February 8 – H.G. Wells, War of the Worlds 

  • Published in 1898, under the reign of Queen Victoria (a veritable empress ruling the vast Brit empire) 
  • Like The Time Machine, classified as a “scientific romance,” predecessor to sci-fi genre. 
  • Also part of a tradition of invasion literature. But of course War of the Worlds extremifies the rational fear of invading forces by making these enemies inhuman.
  • Expresses English anxieties about being conquered or overtaken by greater forces in the world arena as well as tapping into the fear that Britain’s imperial power stems directly from their superior technology and not from their moral duty/ability to civilize savages. 
  • Indeed, if God created life on other planets, especially life endowed with 
  • If we look through microscopes at miniscule cells and find them insignificant, what if aliens look at us the same way? (relativity, Darwinian ideas of natural selection) 
    • “And we men, the creatures who inhabit this earth, must be to them at least as alien and lowly as are the monkeys and lemurs to us.” (6-7, or Book 1 Ch 1 The Eve of the War) 
  • Contemporaneously, Schiaparelli observed “canali” on Mars’ surface, mistranslated into English as “canals” instead of “channels.” Characters in Wells’ story are often called by their role instead of a name–the curate, the artilleryman… (humans are reduced to their abilities or social roles–the story is global and less about individuals) The narrator works as a philosophy essayist and Wells’ style is quite journalistic, with a smattering of biblical allusions, and a suspenseful tone. This narrator works effectively as an educated, literary voice in the midst of the madness. 
  • Works referenced or related: Kipling’s poem “The White Man’s Burden: The United States and the Philippine Islands,” Darwin’s Natural Selection, HG Wells The Time Machine, Orson Welles’ 1938 War of the Worlds broadcast https://www.youtube.com/watch?v=ClreKtEi4dM
  • 1953 film version clip https://www.youtube.com/watch?v=WM3PX_GiYHo, 2005 film version clip https://www.youtube.com/watch?v=KxpjdytEPdo 

February 15 — Max Brooks, World War Z 

  • Philosophical zombie (p zombie) is a hypothetical person with no consciousness or “qualia.” It is a useful exercise in determining personhood.
  • The zombie apocalypse is a useful vehicle of ending both civilization and the entirety of the human race–zombies lead to the collapse of the current world order, and they have the capacity and “will” to drive humankind to extinction. 
  • The zombie can function as a metaphor for the masses taking back their power (left wing zombie apocalypse), forcing society to be entirely reestablished instead of just reformed. This view paints the zombie as cleansing the Earth of human evil and can also have an environmentalist, anarchist spin. 
  • On the other hand, this apocalypse can also lead individuals to prove their prowess in a violent, libertarian paradise freed from useless restrictions (right wing zombie apocalypse). This view would see zombies as “sheeple,” a mess of stupid and ill prepared people who prove the mettle of the survivors. The idea of immunity to the zombie “virus” heavily relies upon the idea that some people are inherently special and excluded from the rules.

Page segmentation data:
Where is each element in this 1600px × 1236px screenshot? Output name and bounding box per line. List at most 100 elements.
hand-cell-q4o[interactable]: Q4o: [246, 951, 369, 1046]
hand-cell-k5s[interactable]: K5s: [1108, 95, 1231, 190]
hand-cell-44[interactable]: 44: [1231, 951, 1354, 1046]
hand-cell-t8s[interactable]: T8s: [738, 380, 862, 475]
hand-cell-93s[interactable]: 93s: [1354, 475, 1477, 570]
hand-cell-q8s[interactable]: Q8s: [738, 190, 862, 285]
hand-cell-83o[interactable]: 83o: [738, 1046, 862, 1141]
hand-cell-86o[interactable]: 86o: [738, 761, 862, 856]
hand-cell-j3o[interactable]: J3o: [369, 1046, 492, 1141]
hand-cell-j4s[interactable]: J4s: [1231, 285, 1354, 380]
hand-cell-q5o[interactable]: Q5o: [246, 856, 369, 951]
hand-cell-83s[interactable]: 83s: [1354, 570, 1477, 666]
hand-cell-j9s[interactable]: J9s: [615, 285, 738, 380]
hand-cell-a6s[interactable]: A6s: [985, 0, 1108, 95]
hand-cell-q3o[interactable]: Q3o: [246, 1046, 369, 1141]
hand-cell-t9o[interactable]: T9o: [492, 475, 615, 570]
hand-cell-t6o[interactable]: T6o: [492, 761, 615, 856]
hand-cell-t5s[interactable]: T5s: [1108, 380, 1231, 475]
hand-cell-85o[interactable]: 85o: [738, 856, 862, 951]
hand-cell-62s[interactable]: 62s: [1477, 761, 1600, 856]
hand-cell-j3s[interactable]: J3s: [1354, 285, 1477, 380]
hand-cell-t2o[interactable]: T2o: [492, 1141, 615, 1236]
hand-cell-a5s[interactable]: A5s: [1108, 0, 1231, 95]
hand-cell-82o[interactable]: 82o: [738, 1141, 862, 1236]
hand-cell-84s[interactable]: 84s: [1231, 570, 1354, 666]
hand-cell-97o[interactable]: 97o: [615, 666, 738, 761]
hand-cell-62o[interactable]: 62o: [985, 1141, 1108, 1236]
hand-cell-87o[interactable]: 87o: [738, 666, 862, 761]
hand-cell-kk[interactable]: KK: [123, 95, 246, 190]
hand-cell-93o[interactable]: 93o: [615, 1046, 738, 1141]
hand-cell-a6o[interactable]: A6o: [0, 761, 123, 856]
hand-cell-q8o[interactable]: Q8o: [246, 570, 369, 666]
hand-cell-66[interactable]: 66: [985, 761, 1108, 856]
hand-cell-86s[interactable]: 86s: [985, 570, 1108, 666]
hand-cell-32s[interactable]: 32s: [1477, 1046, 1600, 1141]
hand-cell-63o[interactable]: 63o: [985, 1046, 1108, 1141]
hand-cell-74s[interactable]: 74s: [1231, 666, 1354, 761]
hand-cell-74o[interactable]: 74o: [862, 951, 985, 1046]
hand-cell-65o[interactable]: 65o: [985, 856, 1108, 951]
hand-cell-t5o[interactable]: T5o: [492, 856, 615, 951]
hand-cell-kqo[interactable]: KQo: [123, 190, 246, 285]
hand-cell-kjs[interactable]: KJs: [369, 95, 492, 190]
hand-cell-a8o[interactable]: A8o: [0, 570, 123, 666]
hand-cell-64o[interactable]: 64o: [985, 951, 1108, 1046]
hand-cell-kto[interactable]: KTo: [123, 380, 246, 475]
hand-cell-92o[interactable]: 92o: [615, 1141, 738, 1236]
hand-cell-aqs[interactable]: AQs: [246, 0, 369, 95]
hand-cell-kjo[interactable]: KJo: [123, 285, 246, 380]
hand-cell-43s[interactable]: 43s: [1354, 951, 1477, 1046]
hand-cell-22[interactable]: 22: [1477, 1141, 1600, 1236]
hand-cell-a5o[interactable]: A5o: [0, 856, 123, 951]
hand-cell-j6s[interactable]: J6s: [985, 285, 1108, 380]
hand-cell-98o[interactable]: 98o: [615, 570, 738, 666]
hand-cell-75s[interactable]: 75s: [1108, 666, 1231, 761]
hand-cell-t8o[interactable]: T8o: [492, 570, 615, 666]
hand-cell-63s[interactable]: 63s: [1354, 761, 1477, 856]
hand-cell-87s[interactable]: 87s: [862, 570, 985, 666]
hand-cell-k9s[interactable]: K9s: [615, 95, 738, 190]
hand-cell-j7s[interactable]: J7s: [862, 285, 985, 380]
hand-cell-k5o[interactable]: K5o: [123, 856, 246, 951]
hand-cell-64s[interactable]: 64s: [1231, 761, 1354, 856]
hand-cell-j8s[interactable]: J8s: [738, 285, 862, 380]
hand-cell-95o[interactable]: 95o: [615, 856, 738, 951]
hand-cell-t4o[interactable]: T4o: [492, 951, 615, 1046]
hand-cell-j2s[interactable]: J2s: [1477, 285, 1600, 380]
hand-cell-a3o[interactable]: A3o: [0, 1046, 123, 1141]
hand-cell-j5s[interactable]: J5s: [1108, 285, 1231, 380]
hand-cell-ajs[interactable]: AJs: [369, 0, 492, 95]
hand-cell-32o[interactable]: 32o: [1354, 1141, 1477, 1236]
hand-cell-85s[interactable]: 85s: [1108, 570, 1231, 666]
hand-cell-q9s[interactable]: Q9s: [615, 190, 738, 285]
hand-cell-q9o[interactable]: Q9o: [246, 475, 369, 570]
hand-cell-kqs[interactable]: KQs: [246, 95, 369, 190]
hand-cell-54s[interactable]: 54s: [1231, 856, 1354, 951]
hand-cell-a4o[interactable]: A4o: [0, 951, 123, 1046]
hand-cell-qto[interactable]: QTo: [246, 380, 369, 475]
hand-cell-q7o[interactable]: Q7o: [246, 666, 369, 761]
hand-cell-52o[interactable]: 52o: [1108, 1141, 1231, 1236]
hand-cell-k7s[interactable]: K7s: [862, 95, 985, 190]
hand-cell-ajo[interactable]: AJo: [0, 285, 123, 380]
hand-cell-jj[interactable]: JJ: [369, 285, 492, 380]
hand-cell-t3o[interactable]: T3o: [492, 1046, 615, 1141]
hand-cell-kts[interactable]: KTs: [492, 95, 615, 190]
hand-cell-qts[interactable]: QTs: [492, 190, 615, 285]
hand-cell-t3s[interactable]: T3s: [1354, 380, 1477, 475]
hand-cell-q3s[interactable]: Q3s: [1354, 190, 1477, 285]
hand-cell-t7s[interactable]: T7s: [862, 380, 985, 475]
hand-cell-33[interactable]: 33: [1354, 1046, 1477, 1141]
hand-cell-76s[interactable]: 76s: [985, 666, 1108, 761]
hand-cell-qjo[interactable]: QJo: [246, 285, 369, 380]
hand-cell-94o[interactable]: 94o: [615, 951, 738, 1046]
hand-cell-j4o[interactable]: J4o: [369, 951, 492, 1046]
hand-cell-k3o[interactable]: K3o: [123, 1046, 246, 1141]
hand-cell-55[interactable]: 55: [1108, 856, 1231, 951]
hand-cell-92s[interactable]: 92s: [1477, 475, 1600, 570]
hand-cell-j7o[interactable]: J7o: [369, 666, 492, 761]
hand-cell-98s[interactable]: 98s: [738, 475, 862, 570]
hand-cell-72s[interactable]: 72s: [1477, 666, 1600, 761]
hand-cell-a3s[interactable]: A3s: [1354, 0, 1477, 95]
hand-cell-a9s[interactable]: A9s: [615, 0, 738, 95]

PARTS OF THE EXERCISE -
1. In the class notes on War of the Worlds and World War Z, how was Schiaparelli's word "canali" mistranslated into English?
2. Pick up the class notes on War of the Worlds and World War Z after their last sentence and keep writing.
These records come from a different source than the notes.

ANSWERS TO THE EXERCISES -
1. It was mistranslated as "canals" instead of "channels."

2.
  • Zombies are anthropocentric creature–often focused on eating human brains (the seat of reason). They seem obsessed with what they no longer have (functional human brains). 
  • Unlike any other apocalypse harbinging attackers, zombies do not need sleep or food or provisions. Their numbers are always greater. World War Z’s journalistic style shows the human advantage–the free exchange of life-saving knowledge between groups of survivors. Brooks seems to consciously support this free exchange, especially in the section on North Korea. 
  • While the rest of the world fought off the zombies, the entire North Korean populace retreated to underground caverns and their fate is yet unknown. While this fact never poses a danger to the narrator or any of his interviewees, it does seem to cause a significant amount of anxiety for the rest of the world to wonder if millions of zombies are hidden just below the surface of a (nearly) post-Z world. In this way, there is the looming shadow of another outbreak and a future challenge to a newly formed world regime.
  • Zombies are formidable, but unchanging save for their physical degradation; as such, they test the human ability to adapt. Presentation by Max 

February 22 –The Revelation of John​, in Richmond Lattimore (trans.), The New Testament (North Point, 1997), pp. 531-66 

The Book of Daniel ​in Robert Alter (trans.), Strong as Death Is Love (Norton, 2016), pp. 157-234. 

  • Popular images and motifs originating in these texts: Four Horsemen of the Apocalypse, the Grim Reaper, “the writing on the wall,”and the great, red dragon.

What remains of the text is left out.